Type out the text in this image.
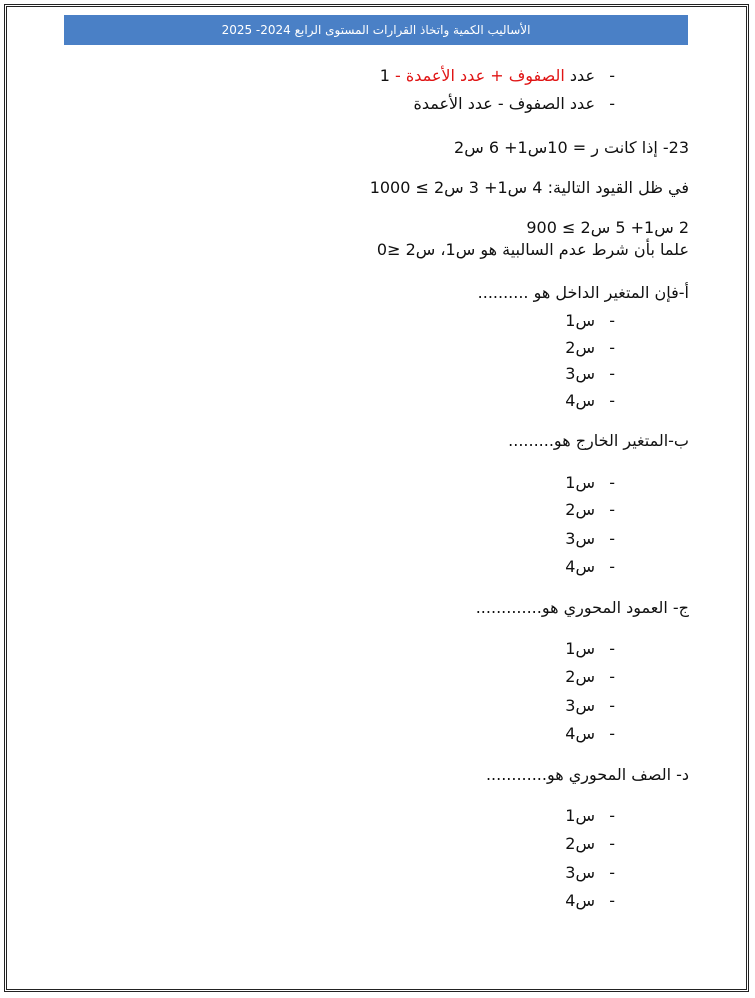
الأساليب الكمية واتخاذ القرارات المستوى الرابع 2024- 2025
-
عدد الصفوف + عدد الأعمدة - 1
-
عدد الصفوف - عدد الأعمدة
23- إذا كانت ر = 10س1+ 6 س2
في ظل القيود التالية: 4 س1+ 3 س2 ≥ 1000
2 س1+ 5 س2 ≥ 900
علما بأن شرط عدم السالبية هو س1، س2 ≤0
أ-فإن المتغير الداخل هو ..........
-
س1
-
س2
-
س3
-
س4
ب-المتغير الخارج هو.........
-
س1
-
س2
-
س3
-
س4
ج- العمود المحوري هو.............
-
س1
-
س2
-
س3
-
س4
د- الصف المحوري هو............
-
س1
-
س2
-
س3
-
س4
━━━━━━━━
Each line in the records above should be reproduced exactly; images are not copied.

> [RESULT]
Type out the text in this image.
الأساليب الكمية واتخاذ القرارات المستوى الرابع 2024- 2025
-
عدد الصفوف + عدد الأعمدة - 1
-
عدد الصفوف - عدد الأعمدة
23- إذا كانت ر = 10س1+ 6 س2
في ظل القيود التالية: 4 س1+ 3 س2 ≥ 1000
2 س1+ 5 س2 ≥ 900
علما بأن شرط عدم السالبية هو س1، س2 ≤0
أ-فإن المتغير الداخل هو ..........
-
س1
-
س2
-
س3
-
س4
ب-المتغير الخارج هو.........
-
س1
-
س2
-
س3
-
س4
ج- العمود المحوري هو.............
-
س1
-
س2
-
س3
-
س4
د- الصف المحوري هو............
-
س1
-
س2
-
س3
-
س4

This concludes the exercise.